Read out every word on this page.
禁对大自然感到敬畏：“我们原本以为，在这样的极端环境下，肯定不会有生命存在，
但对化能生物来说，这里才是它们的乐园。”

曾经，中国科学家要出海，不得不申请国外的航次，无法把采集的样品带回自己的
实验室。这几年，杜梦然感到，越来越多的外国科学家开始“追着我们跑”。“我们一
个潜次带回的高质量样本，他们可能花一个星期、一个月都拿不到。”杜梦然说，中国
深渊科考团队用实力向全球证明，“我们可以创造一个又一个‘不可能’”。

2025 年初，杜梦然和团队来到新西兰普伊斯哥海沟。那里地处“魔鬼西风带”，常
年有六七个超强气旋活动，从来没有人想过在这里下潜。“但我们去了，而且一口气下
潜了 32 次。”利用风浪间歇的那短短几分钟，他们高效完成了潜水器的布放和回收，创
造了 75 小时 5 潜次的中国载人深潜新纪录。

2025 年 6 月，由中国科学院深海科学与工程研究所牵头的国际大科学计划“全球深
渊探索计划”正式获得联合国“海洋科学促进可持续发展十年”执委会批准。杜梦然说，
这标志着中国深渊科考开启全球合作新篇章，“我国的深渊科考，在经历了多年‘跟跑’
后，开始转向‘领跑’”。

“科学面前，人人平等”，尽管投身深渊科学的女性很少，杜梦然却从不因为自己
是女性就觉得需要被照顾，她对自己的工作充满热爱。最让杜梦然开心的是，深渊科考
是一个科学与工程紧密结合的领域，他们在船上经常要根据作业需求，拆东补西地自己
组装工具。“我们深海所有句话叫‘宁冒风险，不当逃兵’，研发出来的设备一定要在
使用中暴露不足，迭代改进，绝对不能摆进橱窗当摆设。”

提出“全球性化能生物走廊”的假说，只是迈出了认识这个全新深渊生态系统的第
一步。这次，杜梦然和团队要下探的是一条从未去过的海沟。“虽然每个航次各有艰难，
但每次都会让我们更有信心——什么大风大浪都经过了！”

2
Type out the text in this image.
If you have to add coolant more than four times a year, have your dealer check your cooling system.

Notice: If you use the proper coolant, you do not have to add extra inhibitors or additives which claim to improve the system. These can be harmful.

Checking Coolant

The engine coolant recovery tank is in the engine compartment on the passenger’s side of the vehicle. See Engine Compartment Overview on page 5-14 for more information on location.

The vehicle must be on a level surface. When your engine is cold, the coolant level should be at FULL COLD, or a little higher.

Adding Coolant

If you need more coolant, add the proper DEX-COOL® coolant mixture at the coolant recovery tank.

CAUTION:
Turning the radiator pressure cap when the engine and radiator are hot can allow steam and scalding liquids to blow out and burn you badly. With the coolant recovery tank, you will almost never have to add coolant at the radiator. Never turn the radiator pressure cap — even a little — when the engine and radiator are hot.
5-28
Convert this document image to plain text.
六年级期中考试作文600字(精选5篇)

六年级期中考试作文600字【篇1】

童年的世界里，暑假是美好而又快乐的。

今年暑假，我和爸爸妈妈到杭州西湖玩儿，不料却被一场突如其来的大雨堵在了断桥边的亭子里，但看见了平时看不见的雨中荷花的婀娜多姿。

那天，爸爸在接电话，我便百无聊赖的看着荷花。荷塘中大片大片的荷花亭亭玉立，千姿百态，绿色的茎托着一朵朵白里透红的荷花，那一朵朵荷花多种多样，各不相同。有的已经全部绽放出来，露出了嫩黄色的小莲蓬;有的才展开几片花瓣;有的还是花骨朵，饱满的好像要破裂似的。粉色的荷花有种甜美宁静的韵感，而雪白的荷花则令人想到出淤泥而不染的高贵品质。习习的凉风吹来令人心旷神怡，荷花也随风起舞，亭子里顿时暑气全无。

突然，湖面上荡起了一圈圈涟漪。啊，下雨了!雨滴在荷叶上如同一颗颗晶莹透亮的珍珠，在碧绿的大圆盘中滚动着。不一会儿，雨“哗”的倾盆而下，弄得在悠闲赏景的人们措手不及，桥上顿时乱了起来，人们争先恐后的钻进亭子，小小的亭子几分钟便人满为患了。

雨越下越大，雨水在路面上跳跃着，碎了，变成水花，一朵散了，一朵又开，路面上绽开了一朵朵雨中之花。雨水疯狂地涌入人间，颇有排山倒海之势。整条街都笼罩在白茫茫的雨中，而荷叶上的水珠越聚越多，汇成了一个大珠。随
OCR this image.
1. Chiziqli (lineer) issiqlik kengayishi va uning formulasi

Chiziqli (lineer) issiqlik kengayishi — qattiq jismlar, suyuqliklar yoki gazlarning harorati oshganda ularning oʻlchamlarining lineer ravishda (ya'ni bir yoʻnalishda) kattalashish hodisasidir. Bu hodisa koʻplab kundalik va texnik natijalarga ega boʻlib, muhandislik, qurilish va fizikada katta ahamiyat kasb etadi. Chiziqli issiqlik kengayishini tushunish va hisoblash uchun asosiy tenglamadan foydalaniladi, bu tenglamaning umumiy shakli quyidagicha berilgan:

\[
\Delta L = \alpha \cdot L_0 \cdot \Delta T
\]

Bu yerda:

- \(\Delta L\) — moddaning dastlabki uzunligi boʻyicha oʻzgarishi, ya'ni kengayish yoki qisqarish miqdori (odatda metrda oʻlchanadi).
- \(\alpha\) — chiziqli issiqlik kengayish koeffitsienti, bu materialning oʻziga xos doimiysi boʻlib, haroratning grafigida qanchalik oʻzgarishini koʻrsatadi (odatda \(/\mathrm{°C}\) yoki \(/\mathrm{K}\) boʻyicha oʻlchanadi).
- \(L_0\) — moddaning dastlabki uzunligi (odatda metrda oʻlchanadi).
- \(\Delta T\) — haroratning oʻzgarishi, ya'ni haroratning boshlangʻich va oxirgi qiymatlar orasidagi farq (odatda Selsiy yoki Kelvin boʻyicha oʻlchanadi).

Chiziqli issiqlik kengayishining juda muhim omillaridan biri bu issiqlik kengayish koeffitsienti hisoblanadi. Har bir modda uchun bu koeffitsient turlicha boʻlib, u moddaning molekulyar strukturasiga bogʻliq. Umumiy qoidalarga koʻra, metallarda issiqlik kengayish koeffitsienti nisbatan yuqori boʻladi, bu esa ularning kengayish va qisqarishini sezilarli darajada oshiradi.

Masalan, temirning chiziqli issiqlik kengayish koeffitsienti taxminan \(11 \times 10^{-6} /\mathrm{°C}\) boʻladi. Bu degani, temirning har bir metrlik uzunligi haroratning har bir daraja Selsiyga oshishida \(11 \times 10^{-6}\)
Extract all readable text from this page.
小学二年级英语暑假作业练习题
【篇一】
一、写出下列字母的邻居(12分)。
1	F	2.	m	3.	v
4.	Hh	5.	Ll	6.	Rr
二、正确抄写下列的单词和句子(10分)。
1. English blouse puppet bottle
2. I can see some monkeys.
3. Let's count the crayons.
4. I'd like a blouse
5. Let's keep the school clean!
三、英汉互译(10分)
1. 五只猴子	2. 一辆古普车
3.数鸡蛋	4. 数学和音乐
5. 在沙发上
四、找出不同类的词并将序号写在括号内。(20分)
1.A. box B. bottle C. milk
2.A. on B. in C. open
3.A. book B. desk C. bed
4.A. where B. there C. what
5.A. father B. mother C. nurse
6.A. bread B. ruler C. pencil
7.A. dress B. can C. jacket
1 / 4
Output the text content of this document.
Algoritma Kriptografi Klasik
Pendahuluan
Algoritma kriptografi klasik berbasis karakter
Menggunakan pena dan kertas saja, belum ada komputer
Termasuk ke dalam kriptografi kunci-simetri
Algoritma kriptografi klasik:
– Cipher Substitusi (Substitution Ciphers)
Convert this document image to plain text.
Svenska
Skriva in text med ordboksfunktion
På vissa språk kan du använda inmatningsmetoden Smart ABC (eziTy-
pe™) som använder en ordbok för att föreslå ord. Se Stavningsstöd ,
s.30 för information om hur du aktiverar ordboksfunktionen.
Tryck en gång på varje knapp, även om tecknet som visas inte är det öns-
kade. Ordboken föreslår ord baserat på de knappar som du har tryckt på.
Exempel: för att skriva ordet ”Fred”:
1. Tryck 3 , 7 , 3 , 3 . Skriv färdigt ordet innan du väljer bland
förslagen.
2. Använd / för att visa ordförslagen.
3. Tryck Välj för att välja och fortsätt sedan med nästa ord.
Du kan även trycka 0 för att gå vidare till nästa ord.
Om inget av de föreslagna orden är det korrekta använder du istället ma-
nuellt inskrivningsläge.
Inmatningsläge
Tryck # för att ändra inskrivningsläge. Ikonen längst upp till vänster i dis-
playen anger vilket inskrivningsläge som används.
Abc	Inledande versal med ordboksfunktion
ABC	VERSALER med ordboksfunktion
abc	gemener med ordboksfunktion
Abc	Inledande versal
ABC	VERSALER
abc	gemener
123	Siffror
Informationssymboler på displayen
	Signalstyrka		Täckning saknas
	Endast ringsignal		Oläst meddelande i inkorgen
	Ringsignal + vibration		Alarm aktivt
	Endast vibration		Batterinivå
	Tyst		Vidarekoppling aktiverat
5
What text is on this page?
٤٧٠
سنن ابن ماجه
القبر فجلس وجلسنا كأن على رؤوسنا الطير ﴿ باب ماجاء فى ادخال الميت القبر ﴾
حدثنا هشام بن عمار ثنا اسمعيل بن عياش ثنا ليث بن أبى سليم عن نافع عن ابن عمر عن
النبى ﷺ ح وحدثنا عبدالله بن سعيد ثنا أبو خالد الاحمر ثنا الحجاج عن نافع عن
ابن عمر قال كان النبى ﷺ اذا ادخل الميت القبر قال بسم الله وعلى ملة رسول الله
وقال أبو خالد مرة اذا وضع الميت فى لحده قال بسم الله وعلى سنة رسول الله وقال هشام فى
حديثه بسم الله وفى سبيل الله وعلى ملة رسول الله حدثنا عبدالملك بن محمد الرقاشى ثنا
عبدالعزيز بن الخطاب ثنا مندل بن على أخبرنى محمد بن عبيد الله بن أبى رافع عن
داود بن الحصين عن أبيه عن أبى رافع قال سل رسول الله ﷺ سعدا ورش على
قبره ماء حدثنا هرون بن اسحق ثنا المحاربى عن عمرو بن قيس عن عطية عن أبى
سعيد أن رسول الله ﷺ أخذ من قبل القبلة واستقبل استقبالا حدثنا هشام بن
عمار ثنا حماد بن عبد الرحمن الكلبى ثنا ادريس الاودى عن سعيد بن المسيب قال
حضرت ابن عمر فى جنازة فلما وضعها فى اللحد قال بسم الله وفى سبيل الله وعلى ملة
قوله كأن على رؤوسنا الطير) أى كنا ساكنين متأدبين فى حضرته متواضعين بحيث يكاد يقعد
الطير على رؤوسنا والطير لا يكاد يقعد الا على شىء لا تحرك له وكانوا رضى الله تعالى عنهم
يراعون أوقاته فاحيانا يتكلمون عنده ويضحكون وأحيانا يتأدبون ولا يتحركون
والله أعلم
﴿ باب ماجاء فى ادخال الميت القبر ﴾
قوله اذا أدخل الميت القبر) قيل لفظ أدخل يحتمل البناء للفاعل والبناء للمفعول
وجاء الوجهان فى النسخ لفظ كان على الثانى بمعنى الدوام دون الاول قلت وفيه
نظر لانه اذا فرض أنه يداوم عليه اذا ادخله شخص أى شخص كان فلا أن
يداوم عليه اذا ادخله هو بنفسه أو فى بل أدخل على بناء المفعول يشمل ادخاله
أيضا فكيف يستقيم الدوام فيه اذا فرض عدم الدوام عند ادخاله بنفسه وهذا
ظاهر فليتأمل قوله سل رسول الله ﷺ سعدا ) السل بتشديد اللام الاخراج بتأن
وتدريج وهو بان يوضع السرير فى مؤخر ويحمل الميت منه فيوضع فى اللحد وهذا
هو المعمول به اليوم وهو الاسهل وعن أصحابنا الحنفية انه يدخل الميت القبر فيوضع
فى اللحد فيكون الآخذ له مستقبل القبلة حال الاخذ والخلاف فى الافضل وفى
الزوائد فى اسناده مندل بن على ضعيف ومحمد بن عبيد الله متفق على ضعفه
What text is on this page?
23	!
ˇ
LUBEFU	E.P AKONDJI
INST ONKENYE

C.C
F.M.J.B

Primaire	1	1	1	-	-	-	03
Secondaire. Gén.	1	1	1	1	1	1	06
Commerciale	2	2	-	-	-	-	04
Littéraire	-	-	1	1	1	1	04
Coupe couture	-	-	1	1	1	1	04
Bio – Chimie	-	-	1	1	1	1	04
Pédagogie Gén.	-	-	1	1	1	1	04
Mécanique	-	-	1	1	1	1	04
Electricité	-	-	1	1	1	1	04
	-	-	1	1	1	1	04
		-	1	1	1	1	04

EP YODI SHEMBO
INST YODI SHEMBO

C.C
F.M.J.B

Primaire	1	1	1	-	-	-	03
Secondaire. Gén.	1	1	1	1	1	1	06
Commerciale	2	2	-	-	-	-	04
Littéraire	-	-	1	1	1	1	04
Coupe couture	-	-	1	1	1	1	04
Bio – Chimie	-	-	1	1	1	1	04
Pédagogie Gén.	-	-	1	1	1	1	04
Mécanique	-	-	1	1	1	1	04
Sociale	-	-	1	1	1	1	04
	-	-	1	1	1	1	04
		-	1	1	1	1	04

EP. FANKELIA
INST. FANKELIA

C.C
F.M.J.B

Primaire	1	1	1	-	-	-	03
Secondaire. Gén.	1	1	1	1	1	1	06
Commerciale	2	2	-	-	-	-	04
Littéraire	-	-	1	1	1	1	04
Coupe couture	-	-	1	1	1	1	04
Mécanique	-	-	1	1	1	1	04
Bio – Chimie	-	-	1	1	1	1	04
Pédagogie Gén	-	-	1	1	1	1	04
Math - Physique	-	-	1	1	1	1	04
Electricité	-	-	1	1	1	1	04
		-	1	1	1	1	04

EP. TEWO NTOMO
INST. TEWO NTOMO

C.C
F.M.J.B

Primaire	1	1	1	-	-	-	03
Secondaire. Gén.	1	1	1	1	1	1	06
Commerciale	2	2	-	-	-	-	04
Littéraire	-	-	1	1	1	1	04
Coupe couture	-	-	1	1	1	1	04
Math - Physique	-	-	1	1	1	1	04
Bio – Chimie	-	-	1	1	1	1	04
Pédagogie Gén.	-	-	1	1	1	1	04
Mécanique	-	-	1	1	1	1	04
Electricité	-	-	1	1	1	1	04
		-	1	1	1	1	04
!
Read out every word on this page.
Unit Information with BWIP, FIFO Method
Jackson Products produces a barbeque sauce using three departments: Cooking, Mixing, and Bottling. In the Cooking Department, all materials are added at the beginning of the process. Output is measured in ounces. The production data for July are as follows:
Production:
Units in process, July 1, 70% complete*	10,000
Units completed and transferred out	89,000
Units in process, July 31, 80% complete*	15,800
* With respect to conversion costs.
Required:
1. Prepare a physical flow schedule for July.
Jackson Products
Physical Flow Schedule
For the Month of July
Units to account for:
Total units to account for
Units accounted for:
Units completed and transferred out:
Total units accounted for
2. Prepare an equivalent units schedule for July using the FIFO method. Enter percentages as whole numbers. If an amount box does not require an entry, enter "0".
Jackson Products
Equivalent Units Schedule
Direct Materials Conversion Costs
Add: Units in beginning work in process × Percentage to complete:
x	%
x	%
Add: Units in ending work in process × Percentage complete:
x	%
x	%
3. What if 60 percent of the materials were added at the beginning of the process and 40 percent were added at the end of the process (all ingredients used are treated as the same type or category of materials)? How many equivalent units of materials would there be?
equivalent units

——————

• _Exercise_
How many lines in the listing above contain the string "metrda"? Answer with the number only.

• _The answer_
2